**Record set**.
* * * * * * *
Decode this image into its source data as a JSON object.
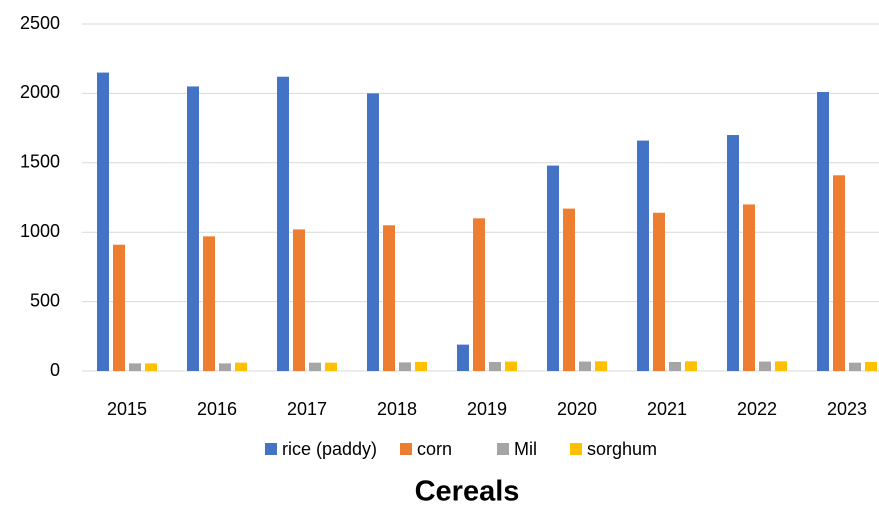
{
  "chart_data": {
    "type": "bar",
    "title": "Cereals",
    "categories": [
      "2015",
      "2016",
      "2017",
      "2018",
      "2019",
      "2020",
      "2021",
      "2022",
      "2023"
    ],
    "series": [
      {
        "name": "rice (paddy)",
        "color": "#4472c4",
        "values": [
          2150,
          2050,
          2120,
          2000,
          190,
          1480,
          1660,
          1700,
          2010
        ]
      },
      {
        "name": "corn",
        "color": "#ed7d31",
        "values": [
          910,
          970,
          1020,
          1050,
          1100,
          1170,
          1140,
          1200,
          1410
        ]
      },
      {
        "name": "Mil",
        "color": "#a5a5a5",
        "values": [
          55,
          55,
          60,
          62,
          65,
          68,
          65,
          68,
          60
        ]
      },
      {
        "name": "sorghum",
        "color": "#ffc000",
        "values": [
          55,
          60,
          60,
          65,
          68,
          70,
          70,
          70,
          65
        ]
      }
    ],
    "ylim": [
      0,
      2500
    ],
    "yticks": [
      0,
      500,
      1000,
      1500,
      2000,
      2500
    ],
    "grid": true,
    "legend": "bottom"
  }
}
* * * * * * *
**What is expected**.
Write out the data precisely as given, excluding the pictures.

**Answer below**.
Decode this image into its source data as a JSON object.
{
  "chart_data": {
    "type": "bar",
    "title": "Cereals",
    "categories": [
      "2015",
      "2016",
      "2017",
      "2018",
      "2019",
      "2020",
      "2021",
      "2022",
      "2023"
    ],
    "series": [
      {
        "name": "rice (paddy)",
        "color": "#4472c4",
        "values": [
          2150,
          2050,
          2120,
          2000,
          190,
          1480,
          1660,
          1700,
          2010
        ]
      },
      {
        "name": "corn",
        "color": "#ed7d31",
        "values": [
          910,
          970,
          1020,
          1050,
          1100,
          1170,
          1140,
          1200,
          1410
        ]
      },
      {
        "name": "Mil",
        "color": "#a5a5a5",
        "values": [
          55,
          55,
          60,
          62,
          65,
          68,
          65,
          68,
          60
        ]
      },
      {
        "name": "sorghum",
        "color": "#ffc000",
        "values": [
          55,
          60,
          60,
          65,
          68,
          70,
          70,
          70,
          65
        ]
      }
    ],
    "ylim": [
      0,
      2500
    ],
    "yticks": [
      0,
      500,
      1000,
      1500,
      2000,
      2500
    ],
    "grid": true,
    "legend": "bottom"
  }
}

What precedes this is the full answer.